Job>
Answer these from the text about Mickey Free:
(a) According to the text, what is an owl hooting near a sleeping Apache an omen of?
(b) In the sentence beginning "He had a sidewinder gaze", near what place was the border crossed?
(c) In the sentence beginning "Three days later", what does the point near Divisidaro overlook?

Text shown>
+ + +
If you want to unsettle an Apache, have an owl land on a branch near where they are sleeping and give a few hoots.
Daily Whip Out: "Giving A Hoot."
It's an omen of death and is not appreciated. In many ways, Mickey Free, accepted all this superstition at face value, which did him no favors when it came time to make rational decisions. Fortunately for him, he was rarely put in rational situations.
Daily Whip Out: "Mick On His Mammoth Jack"
He had a sidewinder gaze and he crossed the border near Naco and headed south across a broad plain.
Daily Whip Out: "Mick Rides On"
Three days later, he was high in the Sierra Madres at a point near Divisidaro, overlooking Copper Canyon.
Daily Whip Out: "Mick Looks Down"
Somewhere, out there, the Apache Kid is waiting.
Daily Whip Out: "Chomping at The Bit"
A cranky red mule being ridden by a red-headed Irish-Mexican raised as an Apache. Now there's a country-western song waiting to happen.
Daily Whip Out: "Mick Rides Into Los Muertos Just Ahead of The Storm"
+ + +
Data segment>
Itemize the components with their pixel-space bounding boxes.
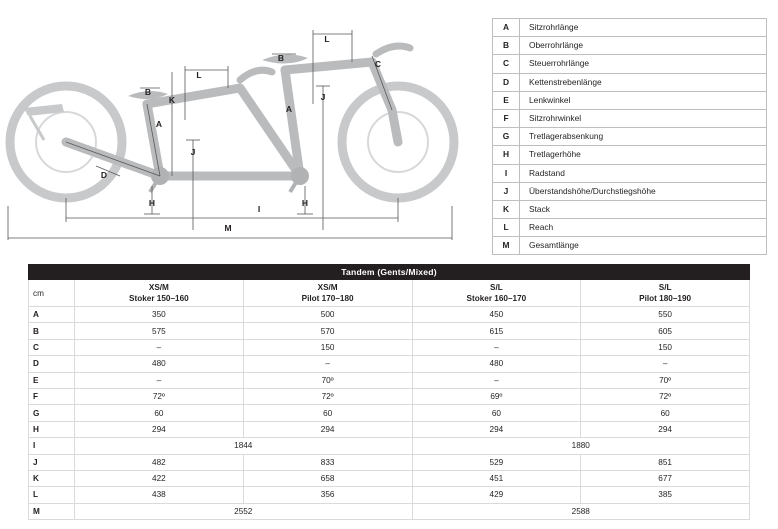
+ + +
Response>
(a) Death.
(b) Naco.
(c) Copper Canyon.